Source ->
##########

Workshop on the Signatures of Man-Made Isotope Production (WOSMIP VI)

Workshop on the Signatures of Man-Made Isotope Production (WOSMIP VI)

Experts from the nuclear test monitoring and isotope production communities gathered in San Carlos de Bariloche, Argentina, from 28 November to 2 December, to address some of the challenges related to nuclear test monitoring.

The Workshop on the Signatures of Man-Made Isotope Production (WOSMIP VI) was jointly hosted by the  Comprehensive Nuclear-Test-Ban Treaty Organization (CTBTO), Investigación Aplicada (INVAP) and Pacific Northwest National Laboratory (PNNL).

Noble gas systems deployed as part of the radionuclide network of the International Monitoring System (IMS) are equipped with very sensitive systems, capable of measuring even very low activity concentrations of radioactive isotopes of the noble gas xenon. Normal operational releases from nuclear facilities create an atmospheric background that is frequently detected by the IMS noble gas systems. It is a complex task to discriminate between background radioxenon from civil nuclear applications and radioxenon from nuclear testing.

##########

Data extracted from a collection
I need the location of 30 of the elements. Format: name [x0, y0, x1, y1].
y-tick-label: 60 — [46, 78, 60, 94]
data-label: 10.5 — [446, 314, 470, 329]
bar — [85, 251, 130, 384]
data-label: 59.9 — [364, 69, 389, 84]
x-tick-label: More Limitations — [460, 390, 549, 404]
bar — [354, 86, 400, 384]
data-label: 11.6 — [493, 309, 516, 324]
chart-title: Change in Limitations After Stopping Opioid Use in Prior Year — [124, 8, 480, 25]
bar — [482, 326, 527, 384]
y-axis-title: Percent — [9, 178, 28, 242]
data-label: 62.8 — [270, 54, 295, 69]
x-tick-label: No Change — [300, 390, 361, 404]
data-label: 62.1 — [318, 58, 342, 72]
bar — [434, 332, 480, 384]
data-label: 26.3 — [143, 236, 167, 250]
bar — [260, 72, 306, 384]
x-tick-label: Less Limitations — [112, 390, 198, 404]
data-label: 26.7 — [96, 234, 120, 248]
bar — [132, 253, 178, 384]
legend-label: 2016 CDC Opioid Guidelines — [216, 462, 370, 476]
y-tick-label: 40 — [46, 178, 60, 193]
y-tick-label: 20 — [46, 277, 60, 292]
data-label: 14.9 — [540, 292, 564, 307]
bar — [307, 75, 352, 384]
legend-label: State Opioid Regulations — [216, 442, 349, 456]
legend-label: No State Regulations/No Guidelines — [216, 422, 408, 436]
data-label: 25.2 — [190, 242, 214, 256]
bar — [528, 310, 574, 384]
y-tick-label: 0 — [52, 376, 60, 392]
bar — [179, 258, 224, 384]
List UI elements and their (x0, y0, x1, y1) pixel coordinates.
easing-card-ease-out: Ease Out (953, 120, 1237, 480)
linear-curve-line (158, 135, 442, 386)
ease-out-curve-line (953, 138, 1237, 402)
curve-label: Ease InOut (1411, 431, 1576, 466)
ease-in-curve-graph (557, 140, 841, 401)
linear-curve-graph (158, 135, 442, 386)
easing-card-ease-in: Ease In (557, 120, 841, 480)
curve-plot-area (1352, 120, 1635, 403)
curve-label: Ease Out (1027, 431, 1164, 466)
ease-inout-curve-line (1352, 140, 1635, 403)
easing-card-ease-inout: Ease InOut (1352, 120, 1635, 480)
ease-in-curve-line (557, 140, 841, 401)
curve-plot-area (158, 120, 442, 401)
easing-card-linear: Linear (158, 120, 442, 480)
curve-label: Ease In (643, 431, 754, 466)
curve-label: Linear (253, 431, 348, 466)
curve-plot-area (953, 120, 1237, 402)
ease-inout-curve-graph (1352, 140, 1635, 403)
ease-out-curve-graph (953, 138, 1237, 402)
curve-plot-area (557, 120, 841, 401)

##########

Direction ->
Rewrite the WOSMIP VI text starting at "Noble gas systems deployed" and ending at "from nuclear testing.", replacing "nuclear facilities" with "nuclear power plants".

Final answer ->
Noble gas systems deployed as part of the radionuclide network of the International Monitoring System (IMS) are equipped with very sensitive systems, capable of measuring even very low activity concentrations of radioactive isotopes of the noble gas xenon. Normal operational releases from nuclear power plants create an atmospheric background that is frequently detected by the IMS noble gas systems. It is a complex task to discriminate between background radioxenon from civil nuclear applications and radioxenon from nuclear testing.